* **Instructions to follow**:
Collect all lines containing the word "国宝巡る旅" from the data.

* **Items listed in a dataset**:
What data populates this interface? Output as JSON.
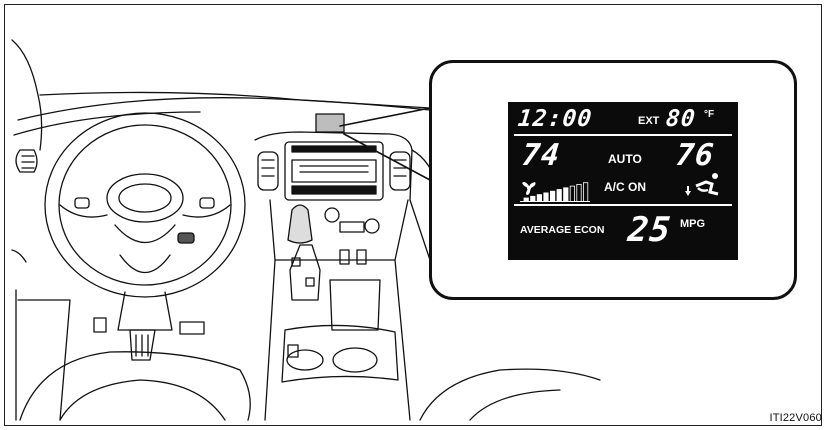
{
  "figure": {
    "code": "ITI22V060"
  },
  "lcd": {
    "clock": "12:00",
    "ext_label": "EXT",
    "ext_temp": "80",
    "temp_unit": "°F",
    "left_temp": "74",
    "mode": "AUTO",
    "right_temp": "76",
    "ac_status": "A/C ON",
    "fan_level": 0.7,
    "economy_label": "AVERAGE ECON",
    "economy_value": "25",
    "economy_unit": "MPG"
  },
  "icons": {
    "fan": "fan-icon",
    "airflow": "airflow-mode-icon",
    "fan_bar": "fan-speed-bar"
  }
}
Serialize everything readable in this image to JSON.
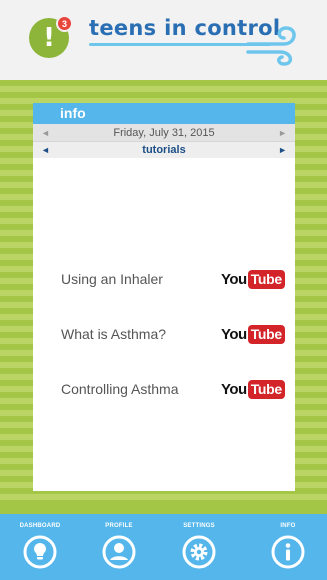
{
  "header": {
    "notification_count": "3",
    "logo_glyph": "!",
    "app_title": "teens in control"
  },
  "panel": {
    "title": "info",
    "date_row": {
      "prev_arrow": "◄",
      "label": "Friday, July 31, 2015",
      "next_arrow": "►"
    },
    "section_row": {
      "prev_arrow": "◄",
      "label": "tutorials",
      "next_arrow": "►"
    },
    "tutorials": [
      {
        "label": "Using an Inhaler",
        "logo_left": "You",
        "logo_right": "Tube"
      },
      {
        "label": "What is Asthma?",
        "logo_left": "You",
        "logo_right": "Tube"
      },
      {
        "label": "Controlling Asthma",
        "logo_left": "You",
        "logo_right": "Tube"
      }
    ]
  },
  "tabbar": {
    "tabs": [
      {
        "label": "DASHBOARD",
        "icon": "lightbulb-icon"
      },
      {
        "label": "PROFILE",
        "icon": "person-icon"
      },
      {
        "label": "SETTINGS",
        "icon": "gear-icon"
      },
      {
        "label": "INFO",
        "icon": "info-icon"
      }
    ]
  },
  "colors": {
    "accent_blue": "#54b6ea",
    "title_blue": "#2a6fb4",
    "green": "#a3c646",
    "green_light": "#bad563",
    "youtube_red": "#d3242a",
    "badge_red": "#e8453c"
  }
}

---

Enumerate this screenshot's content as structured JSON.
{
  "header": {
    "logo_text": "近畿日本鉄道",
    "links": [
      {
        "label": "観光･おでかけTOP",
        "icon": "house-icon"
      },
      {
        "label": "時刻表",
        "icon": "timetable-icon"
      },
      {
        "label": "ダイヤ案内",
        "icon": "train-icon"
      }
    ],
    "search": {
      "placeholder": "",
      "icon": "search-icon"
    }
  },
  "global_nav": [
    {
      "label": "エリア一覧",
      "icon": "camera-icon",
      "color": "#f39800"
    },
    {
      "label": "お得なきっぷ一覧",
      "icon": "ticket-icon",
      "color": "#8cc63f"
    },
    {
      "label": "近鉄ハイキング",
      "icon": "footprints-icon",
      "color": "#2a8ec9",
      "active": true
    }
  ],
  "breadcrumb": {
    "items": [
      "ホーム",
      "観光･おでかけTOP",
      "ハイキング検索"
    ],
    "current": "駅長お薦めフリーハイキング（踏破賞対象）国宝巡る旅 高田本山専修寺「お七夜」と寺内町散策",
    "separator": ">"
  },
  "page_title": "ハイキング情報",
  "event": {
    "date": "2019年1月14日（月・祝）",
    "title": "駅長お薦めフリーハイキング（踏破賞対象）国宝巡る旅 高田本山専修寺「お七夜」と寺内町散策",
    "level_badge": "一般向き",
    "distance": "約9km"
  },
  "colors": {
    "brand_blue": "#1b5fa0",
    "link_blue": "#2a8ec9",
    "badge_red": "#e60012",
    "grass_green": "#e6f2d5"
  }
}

* **Written solution**:
    "current": "駅長お薦めフリーハイキング（踏破賞対象）国宝巡る旅 高田本山専修寺「お七夜」と寺内町散策",
    "title": "駅長お薦めフリーハイキング（踏破賞対象）国宝巡る旅 高田本山専修寺「お七夜」と寺内町散策",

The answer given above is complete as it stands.